EXERCISE => How many lines in the listing below include the word "antes"? Reply with the count alone.

SOURCE RECORDS =>
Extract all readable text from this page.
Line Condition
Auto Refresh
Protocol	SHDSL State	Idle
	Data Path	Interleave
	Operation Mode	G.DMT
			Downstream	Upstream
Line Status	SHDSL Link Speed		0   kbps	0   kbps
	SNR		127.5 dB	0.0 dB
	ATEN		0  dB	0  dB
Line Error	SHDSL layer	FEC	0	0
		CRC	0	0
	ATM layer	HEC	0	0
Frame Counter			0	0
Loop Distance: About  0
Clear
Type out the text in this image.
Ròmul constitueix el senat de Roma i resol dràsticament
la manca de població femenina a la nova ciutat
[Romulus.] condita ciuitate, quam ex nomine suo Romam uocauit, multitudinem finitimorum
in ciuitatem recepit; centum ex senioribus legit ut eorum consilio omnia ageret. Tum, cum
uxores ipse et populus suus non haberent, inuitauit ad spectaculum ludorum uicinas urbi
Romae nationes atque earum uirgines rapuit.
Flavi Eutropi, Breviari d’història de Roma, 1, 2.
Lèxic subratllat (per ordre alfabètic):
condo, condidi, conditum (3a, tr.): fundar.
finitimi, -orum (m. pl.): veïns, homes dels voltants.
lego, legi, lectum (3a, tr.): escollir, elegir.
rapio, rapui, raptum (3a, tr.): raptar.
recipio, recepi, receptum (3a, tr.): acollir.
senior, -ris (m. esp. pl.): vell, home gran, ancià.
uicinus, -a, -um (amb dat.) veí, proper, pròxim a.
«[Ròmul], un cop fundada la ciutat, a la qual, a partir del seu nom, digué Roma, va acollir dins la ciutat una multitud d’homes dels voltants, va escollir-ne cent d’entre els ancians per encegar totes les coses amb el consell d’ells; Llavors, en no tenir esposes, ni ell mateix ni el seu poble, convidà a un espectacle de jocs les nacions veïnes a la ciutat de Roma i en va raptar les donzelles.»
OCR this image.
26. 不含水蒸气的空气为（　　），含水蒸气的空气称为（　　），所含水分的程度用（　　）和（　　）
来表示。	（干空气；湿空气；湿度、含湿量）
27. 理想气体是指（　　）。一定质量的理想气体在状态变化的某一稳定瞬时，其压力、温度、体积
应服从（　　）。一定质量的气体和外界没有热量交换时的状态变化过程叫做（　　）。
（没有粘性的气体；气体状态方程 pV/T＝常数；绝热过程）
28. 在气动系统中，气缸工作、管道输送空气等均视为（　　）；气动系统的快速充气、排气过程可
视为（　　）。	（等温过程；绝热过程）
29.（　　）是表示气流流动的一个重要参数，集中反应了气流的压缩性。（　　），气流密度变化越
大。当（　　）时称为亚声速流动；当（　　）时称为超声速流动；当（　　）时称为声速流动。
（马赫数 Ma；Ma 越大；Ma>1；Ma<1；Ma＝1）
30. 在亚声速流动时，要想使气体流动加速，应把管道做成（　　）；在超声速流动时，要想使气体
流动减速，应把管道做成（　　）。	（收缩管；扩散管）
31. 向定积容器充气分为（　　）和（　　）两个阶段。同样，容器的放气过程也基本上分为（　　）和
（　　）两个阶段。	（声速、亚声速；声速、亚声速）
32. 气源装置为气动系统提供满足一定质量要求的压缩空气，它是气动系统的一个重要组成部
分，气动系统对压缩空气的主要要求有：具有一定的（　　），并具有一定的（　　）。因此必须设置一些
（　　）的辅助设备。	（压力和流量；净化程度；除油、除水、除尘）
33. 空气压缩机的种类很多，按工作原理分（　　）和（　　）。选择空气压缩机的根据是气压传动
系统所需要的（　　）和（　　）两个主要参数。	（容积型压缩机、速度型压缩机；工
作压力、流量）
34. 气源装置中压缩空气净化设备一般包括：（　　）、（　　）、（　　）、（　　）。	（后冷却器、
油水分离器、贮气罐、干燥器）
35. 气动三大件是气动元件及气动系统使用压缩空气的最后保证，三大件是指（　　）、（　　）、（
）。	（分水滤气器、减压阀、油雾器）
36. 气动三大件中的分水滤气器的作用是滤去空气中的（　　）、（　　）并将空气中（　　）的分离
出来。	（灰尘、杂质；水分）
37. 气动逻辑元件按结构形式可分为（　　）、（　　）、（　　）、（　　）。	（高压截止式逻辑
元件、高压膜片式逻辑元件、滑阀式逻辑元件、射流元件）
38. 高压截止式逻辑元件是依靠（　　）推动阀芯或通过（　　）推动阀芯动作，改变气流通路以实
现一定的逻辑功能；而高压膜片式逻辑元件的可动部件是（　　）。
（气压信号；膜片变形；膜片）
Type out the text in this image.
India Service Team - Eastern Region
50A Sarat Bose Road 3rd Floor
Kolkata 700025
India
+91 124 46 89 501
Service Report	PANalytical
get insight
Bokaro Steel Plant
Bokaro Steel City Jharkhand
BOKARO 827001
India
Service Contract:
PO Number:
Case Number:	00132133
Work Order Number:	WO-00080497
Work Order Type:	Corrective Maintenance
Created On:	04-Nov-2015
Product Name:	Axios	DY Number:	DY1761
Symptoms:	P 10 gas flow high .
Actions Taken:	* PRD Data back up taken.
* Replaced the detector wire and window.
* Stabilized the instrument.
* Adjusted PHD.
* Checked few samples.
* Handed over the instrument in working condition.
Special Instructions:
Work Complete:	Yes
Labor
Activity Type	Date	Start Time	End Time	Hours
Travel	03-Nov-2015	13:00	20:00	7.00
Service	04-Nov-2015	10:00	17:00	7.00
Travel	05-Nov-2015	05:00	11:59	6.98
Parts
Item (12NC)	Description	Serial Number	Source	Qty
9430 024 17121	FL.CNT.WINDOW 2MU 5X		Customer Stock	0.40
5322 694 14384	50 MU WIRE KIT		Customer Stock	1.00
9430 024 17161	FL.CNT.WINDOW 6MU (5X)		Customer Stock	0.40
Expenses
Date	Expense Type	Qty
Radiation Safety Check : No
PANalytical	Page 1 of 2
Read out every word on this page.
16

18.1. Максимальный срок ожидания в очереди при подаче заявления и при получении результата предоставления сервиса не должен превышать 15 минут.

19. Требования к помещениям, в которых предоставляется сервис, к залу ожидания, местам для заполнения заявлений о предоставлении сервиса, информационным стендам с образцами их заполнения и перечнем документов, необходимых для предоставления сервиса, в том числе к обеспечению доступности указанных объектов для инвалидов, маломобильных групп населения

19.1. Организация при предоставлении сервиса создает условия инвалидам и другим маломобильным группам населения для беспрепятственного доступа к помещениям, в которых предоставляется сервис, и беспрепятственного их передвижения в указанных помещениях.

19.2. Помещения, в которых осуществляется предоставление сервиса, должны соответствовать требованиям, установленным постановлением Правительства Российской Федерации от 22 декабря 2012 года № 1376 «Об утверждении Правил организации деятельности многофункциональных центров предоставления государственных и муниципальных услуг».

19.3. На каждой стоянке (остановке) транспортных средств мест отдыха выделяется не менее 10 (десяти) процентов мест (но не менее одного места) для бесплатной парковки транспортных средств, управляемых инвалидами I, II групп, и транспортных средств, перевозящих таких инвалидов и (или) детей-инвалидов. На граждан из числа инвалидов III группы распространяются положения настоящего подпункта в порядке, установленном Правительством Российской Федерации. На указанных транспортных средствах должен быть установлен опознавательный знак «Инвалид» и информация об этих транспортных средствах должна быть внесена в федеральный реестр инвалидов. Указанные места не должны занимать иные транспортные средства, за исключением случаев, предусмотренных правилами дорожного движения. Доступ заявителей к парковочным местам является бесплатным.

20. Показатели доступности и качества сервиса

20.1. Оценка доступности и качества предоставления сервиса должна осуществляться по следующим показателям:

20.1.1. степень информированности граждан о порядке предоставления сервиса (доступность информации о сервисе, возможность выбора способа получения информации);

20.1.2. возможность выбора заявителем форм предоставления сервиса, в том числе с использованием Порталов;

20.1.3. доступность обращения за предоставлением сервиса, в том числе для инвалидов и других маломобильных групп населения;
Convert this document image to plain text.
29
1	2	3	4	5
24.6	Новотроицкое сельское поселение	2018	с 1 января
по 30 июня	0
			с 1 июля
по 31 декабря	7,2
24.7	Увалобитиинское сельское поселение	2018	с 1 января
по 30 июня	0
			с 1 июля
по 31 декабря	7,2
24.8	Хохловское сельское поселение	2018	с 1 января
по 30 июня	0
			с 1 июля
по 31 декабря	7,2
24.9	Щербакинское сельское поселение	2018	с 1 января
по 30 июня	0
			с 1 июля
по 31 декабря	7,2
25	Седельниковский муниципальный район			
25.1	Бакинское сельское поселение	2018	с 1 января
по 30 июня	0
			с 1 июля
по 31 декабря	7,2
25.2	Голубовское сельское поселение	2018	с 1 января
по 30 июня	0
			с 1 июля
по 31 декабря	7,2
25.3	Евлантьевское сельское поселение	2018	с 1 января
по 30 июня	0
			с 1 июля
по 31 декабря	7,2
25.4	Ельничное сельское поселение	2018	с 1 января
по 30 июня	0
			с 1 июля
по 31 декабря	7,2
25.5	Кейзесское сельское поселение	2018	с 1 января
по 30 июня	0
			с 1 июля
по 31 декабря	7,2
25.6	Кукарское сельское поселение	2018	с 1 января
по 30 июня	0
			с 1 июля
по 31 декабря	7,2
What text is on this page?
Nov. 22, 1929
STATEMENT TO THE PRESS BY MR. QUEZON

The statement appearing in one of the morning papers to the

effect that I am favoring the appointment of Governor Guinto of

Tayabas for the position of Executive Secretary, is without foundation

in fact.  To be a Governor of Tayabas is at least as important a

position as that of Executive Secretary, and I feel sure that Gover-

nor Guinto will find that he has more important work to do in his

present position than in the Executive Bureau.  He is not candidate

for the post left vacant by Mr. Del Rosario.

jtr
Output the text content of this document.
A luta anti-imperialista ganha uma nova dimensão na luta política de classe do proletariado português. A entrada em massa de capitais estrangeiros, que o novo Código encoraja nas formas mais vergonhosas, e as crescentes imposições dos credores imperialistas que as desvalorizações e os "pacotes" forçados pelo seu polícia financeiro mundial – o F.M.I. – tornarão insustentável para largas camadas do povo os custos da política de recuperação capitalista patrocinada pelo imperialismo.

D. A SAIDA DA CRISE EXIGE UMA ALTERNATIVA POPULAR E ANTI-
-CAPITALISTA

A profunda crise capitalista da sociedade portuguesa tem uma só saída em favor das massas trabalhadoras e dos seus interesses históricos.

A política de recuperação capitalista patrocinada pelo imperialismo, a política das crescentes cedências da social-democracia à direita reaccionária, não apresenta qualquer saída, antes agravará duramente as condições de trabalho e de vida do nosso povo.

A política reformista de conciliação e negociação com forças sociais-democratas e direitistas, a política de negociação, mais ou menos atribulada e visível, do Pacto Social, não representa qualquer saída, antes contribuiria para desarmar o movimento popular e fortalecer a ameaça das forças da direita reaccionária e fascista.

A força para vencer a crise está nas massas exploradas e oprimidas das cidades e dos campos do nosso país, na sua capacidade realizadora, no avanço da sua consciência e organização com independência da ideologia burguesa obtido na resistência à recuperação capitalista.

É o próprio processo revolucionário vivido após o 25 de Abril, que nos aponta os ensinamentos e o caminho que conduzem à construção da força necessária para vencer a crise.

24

RESPONSE TO THE TASK => 2